---------- Excerpted data
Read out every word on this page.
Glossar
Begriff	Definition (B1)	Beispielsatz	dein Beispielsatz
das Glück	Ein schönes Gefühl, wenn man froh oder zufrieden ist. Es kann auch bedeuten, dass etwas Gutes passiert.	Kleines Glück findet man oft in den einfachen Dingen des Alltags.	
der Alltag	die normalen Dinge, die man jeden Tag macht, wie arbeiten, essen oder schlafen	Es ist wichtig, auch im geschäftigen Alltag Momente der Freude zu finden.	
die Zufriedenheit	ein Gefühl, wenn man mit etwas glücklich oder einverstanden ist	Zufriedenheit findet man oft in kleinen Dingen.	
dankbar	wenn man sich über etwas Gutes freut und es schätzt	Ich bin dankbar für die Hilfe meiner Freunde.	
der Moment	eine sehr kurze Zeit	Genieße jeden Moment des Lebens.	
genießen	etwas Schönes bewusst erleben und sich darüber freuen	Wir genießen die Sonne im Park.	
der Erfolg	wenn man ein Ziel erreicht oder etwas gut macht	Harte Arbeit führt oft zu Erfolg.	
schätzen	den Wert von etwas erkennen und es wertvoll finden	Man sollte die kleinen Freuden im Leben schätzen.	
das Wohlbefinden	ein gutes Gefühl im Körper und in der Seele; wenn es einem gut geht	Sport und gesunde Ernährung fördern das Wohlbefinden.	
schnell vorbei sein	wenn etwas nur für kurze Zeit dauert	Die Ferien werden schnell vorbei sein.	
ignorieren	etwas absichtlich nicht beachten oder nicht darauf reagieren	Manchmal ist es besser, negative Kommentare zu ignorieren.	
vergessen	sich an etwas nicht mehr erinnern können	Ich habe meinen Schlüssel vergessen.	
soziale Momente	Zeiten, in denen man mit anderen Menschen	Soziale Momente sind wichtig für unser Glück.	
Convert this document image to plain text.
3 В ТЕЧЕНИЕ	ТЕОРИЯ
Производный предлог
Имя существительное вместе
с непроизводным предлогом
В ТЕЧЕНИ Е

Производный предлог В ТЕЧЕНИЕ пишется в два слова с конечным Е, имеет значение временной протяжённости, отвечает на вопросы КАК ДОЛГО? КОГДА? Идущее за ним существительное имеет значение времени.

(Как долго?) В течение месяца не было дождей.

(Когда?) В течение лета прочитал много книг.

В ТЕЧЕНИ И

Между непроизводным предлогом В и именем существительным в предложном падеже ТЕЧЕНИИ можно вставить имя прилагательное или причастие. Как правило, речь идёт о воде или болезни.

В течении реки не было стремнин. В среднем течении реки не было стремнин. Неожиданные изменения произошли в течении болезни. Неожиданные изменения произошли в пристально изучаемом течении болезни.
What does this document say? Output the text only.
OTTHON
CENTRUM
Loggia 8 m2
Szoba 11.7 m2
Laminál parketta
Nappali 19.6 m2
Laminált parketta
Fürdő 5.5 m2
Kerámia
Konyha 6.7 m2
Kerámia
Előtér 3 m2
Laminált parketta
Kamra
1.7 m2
--------------------
Work to complete
From the records, copy every line that has the string "kleinen" in it.

Result
die Zufriedenheit	ein Gefühl, wenn man mit etwas glücklich oder einverstanden ist	Zufriedenheit findet man oft in kleinen Dingen.	
schätzen	den Wert von etwas erkennen und es wertvoll finden	Man sollte die kleinen Freuden im Leben schätzen.	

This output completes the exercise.